▸ CONSIGNE A
Dans l'article sur la première phrase de Maigret et les braves gens, après quel mot la virgule est-elle absente ?
▸ CONSIGNE B
Poursuivez l'article sur la virgule absente dans Maigret et les braves gens, à la suite de sa dernière phrase.

▸ ARTICLE

MAIGRET ET L'ESTHÉTICIENNE


«Au lieu de grogner en cherchant l'appareil à tâtons dans l'obscurité comme il en avait l'habitude quand le téléphone sonnait au milieu de la nuit, Maigret poussa un soupir de soulagement.»

C'est la première phrase de Maigret et les braves gens et je me la relis avec délectation. Ce qui m'enchante en elle ? Presque rien : une absence de virgule. C'est cette absente, après «obscurité», qui donne à l'ensemble son juste rythme : le segment anormalement long, qui nous fait sentir cette recherche à tâtons interminable, qui déjà installe un malaise — annonçant la couleur du livre entier ! —, puis le bref apaisement.

J'imagine Simenon qui envoie sa phrase ainsi ponctuée, le correcteur de 1961 qui s'effraie, qui cherche à la normaliser en collant la virgule, l'auteur qui se fâche, qui biffe la virgule, à lui le dernier mot puisque c'est une star.

Oui, mais c'est trop beau. À la réflexion, le scénario inverse tient tout aussi bien la route : Simenon colle sa virgule machinalement et le correcteur la supprime, au nom de la correction grammaticale. Avec cette fichue virgule, en effet, «comme il en avait l'habitude...» pourrait à la rigueur dépendre de la principale qui suit, et non de la subordonnée qui précède. La plupart des lecteurs, même les plus pointilleux, accepteraient sûrement cette absence de virgule au nom de la règle du plus vraisemblable ; mais qui nous dit que le correcteur en l'occurrence n'était pas un adepte de la clarté grammaticale absolue — espèce redoutable ?

▸ DONNÉES EXTRAITES
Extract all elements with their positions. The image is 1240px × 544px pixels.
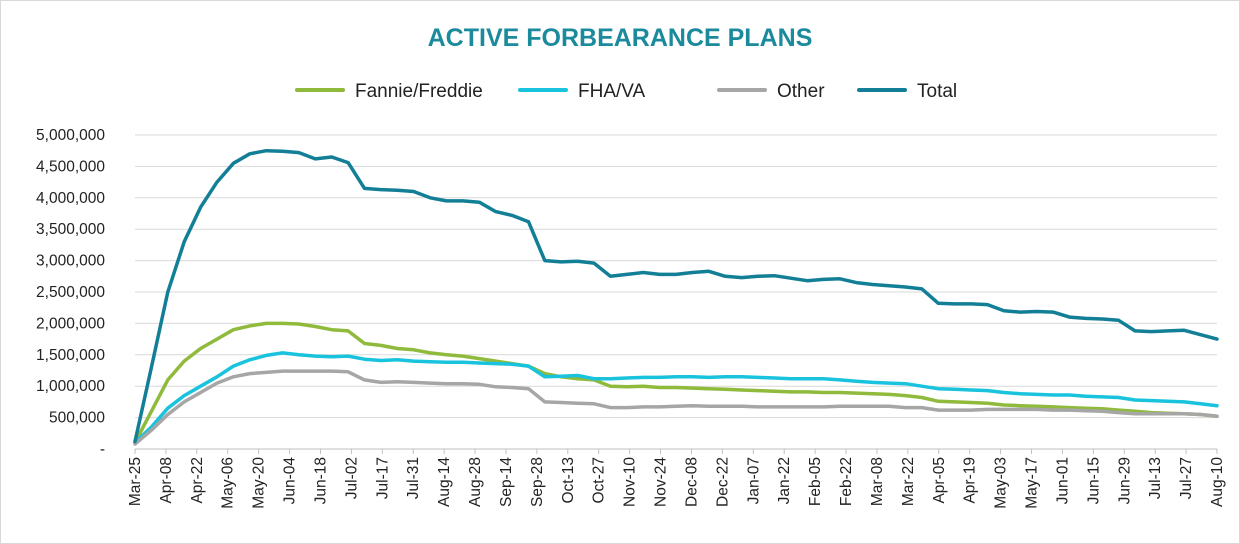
x-tick-label: Jul-31 bbox=[405, 457, 422, 499]
y-tick-label: 4,000,000 bbox=[36, 190, 105, 207]
series-line-total bbox=[133, 148, 1219, 444]
x-tick-label: Feb-05 bbox=[807, 457, 824, 506]
x-tick-label: Sep-14 bbox=[498, 457, 515, 507]
y-tick-label: 1,500,000 bbox=[36, 347, 105, 364]
chart-title: ACTIVE FORBEARANCE PLANS bbox=[428, 24, 813, 52]
x-tick-label: Aug-28 bbox=[467, 457, 484, 507]
x-tick-label: Mar-22 bbox=[900, 457, 917, 506]
y-tick-label: 5,000,000 bbox=[36, 127, 105, 144]
legend-label: Fannie/Freddie bbox=[355, 81, 483, 102]
x-tick-label: Nov-24 bbox=[653, 457, 670, 507]
x-tick-label: Apr-08 bbox=[158, 457, 175, 504]
x-tick-label: May-17 bbox=[1024, 457, 1041, 509]
x-tick-label: Oct-27 bbox=[591, 457, 608, 504]
y-tick-label: 2,000,000 bbox=[36, 315, 105, 332]
y-tick-label: 2,500,000 bbox=[36, 284, 105, 301]
x-tick-label: Jul-02 bbox=[343, 457, 360, 499]
x-tick-label: Jun-01 bbox=[1054, 457, 1071, 504]
y-tick-label: 1,000,000 bbox=[36, 378, 105, 395]
x-axis: Mar-25 Apr-08 Apr-22 May-06 May-20 Jun-04 Jun-… bbox=[127, 448, 1226, 509]
x-tick-label: Jul-27 bbox=[1178, 457, 1195, 499]
x-tick-label: Jun-15 bbox=[1085, 457, 1102, 504]
series-line-fha-va bbox=[133, 351, 1219, 445]
x-tick-label: May-03 bbox=[993, 457, 1010, 509]
x-tick-label: Nov-10 bbox=[622, 457, 639, 507]
series-line-other bbox=[133, 369, 1219, 446]
legend-item-other: Other bbox=[717, 81, 825, 102]
y-tick-label: 500,000 bbox=[49, 410, 105, 427]
x-tick-label: Apr-22 bbox=[189, 457, 206, 504]
legend-item-fannie-freddie: Fannie/Freddie bbox=[295, 81, 483, 102]
chart-legend: Fannie/Freddie FHA/VA Other Total bbox=[295, 81, 957, 102]
x-tick-label: Jun-18 bbox=[312, 457, 329, 504]
y-tick-label: 4,500,000 bbox=[36, 158, 105, 175]
x-tick-label: May-06 bbox=[220, 457, 237, 509]
x-tick-label: Dec-08 bbox=[683, 457, 700, 507]
legend-label: Total bbox=[917, 81, 957, 102]
legend-label: Other bbox=[777, 81, 825, 102]
x-tick-label: May-20 bbox=[251, 457, 268, 509]
x-tick-label: Aug-14 bbox=[436, 457, 453, 507]
x-tick-label: Jun-29 bbox=[1116, 457, 1133, 504]
y-axis: - 500,000 1,000,000 1,500,000 2,000,000 2,500… bbox=[36, 127, 105, 458]
x-tick-label: Dec-22 bbox=[714, 457, 731, 507]
series-line-fannie-freddie bbox=[133, 321, 1219, 445]
series-lines bbox=[133, 148, 1219, 446]
x-tick-label: Sep-28 bbox=[529, 457, 546, 507]
x-tick-label: Jan-22 bbox=[776, 457, 793, 504]
x-tick-label: Apr-05 bbox=[931, 457, 948, 504]
y-tick-label: 3,500,000 bbox=[36, 221, 105, 238]
x-tick-label: Jul-17 bbox=[374, 457, 391, 499]
x-tick-label: Apr-19 bbox=[962, 457, 979, 504]
x-tick-label: Jan-07 bbox=[745, 457, 762, 504]
y-tick-label: 3,000,000 bbox=[36, 253, 105, 270]
x-tick-label: Mar-25 bbox=[127, 457, 144, 506]
x-tick-label: Oct-13 bbox=[560, 457, 577, 504]
x-tick-label: Feb-22 bbox=[838, 457, 855, 506]
x-tick-label: Mar-08 bbox=[869, 457, 886, 506]
y-tick-label: - bbox=[100, 441, 105, 458]
legend-label: FHA/VA bbox=[578, 81, 646, 102]
x-tick-label: Aug-10 bbox=[1209, 457, 1226, 507]
x-tick-label: Jun-04 bbox=[282, 457, 299, 505]
legend-item-fha-va: FHA/VA bbox=[518, 81, 646, 102]
legend-item-total: Total bbox=[857, 81, 957, 102]
x-tick-label: Jul-13 bbox=[1147, 457, 1164, 499]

▸ RÉPONSE A
Après « obscurité ».

▸ RÉPONSE B
Après tout, peu importe, du moment que la bonne solution s'impose, comme ici — quand bien même ce serait pour de mauvaises raisons. N'empêche, la ponctuation n'aura jamais fini de nous poser ses problèmes, captivants ou agaçants, selon. Un nouveau livre, Esthétique de la ponctuation, signé Isabelle Serça, nous expose clairement pourquoi ces problèmes-là sont insolubles.

Le drame de la ponctuation, c'est d'être une servante tiraillée entre deux maîtresses : la Clarté et l'Expression. La première exige qu'on lui obéisse en se plaçant toujours aux endroits prévus par le règlement, pour baliser la structure grammaticale de l'ensemble ; la seconde souhaite une ponctuation poétesse, musicienne, accompagnant et soulignant les émotions produites par le texte, spontanée, changeante, surprenante, vivante. L'Expression nous emmène plutôt vers l'oral, et veille à ce que la servante aide le texte à respirer naturellement ; la Clarté ne connaît que l'écrit. Et la pauvre soubrette, devant servir tantôt l'une, tantôt l'autre, et parfois les deux en même temps, est toujours plus ou moins assise entre deux chaises.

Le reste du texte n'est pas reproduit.